--- begin Input for this task ---

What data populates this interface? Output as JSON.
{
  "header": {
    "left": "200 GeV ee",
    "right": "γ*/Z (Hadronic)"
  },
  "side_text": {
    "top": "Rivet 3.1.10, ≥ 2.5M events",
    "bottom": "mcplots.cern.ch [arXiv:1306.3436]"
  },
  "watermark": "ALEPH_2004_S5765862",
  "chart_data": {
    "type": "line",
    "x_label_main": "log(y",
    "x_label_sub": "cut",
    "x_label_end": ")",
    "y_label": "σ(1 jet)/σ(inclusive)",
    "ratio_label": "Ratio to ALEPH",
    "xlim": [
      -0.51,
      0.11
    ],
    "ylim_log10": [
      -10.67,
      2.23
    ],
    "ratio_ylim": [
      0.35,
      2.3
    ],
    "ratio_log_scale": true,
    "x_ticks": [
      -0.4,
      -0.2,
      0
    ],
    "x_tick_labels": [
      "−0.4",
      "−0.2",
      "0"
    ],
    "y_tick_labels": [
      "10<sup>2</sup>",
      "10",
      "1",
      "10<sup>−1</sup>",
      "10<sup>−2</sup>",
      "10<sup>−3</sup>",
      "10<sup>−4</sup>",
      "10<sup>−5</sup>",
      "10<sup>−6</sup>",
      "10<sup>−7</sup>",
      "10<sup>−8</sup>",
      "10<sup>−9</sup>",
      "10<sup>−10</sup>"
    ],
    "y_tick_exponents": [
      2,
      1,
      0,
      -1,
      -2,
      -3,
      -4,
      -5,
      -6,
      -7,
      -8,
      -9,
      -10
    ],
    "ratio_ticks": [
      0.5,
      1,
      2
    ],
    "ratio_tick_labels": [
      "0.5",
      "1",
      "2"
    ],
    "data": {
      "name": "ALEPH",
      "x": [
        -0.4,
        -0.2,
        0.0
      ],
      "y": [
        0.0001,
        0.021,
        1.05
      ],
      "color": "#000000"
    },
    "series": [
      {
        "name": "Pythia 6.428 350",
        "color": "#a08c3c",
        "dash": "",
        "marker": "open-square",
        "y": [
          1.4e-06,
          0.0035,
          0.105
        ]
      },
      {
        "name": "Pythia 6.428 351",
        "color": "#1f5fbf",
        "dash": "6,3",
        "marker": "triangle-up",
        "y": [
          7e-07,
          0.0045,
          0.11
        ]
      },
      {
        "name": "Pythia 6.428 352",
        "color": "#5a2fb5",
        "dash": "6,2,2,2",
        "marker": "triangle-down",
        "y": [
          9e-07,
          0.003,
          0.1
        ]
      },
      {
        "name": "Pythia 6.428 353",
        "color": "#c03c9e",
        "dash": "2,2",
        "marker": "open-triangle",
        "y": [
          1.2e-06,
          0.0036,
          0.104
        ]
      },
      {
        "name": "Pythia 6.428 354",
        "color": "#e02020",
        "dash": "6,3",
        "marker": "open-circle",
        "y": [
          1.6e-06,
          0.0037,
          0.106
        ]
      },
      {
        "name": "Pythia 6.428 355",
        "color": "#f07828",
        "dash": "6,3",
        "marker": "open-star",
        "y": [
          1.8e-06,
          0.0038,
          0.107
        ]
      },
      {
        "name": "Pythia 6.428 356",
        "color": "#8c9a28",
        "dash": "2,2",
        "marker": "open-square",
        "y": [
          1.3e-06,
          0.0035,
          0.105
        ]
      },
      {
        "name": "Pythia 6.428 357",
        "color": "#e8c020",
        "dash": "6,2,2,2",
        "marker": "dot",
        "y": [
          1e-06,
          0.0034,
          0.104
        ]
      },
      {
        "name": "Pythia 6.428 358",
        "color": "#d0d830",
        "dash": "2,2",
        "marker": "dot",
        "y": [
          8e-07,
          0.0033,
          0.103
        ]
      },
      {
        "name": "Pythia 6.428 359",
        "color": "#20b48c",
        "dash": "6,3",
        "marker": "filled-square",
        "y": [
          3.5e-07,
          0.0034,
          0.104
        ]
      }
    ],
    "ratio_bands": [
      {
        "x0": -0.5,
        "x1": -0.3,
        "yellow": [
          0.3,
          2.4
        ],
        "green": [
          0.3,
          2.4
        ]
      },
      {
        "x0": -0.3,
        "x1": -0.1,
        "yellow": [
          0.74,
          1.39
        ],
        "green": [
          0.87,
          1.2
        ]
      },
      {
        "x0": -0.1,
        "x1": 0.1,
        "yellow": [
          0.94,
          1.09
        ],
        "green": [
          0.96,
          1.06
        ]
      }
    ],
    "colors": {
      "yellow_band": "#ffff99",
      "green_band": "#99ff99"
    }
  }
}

--- end Input for this task ---

_Task goal_. Only a number is wanted: how many lines of the material above hold "triangle"?

_Output for this task_. 3